(Instruction) Quote the entries in full, character for character, without their images.

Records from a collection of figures
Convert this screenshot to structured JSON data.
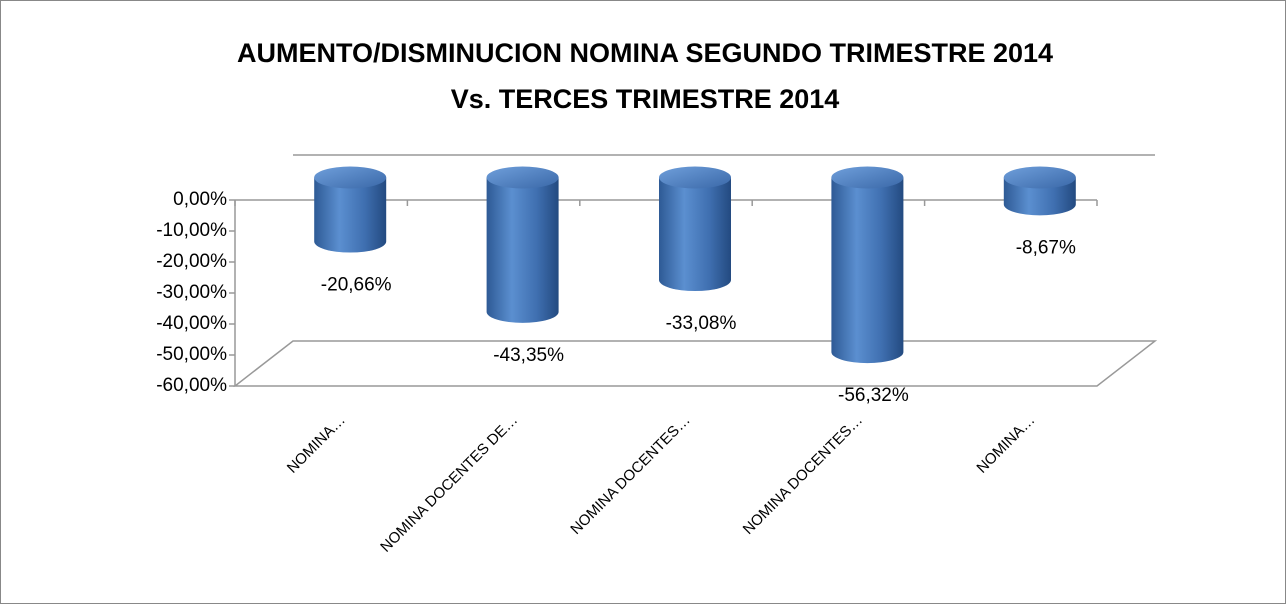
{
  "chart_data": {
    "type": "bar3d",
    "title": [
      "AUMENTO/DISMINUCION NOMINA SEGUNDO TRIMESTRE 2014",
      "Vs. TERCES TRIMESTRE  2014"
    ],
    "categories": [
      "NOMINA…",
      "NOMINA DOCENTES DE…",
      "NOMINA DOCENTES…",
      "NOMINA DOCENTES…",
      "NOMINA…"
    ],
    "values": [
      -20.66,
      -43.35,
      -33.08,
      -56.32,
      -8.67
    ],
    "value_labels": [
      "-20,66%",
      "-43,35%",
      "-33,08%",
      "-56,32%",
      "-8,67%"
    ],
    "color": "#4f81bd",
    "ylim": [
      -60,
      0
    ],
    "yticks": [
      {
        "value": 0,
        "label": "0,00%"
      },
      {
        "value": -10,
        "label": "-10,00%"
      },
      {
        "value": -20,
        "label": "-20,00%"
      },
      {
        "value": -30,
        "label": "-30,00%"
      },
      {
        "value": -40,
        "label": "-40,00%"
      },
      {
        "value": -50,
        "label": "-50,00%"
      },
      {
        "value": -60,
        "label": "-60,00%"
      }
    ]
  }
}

(Output of the task)
Convert this screenshot to structured JSON data.
{
  "chart_data": {
    "type": "bar3d",
    "title": [
      "AUMENTO/DISMINUCION NOMINA SEGUNDO TRIMESTRE 2014",
      "Vs. TERCES TRIMESTRE  2014"
    ],
    "categories": [
      "NOMINA…",
      "NOMINA DOCENTES DE…",
      "NOMINA DOCENTES…",
      "NOMINA DOCENTES…",
      "NOMINA…"
    ],
    "values": [
      -20.66,
      -43.35,
      -33.08,
      -56.32,
      -8.67
    ],
    "value_labels": [
      "-20,66%",
      "-43,35%",
      "-33,08%",
      "-56,32%",
      "-8,67%"
    ],
    "color": "#4f81bd",
    "ylim": [
      -60,
      0
    ],
    "yticks": [
      {
        "value": 0,
        "label": "0,00%"
      },
      {
        "value": -10,
        "label": "-10,00%"
      },
      {
        "value": -20,
        "label": "-20,00%"
      },
      {
        "value": -30,
        "label": "-30,00%"
      },
      {
        "value": -40,
        "label": "-40,00%"
      },
      {
        "value": -50,
        "label": "-50,00%"
      },
      {
        "value": -60,
        "label": "-60,00%"
      }
    ]
  }
}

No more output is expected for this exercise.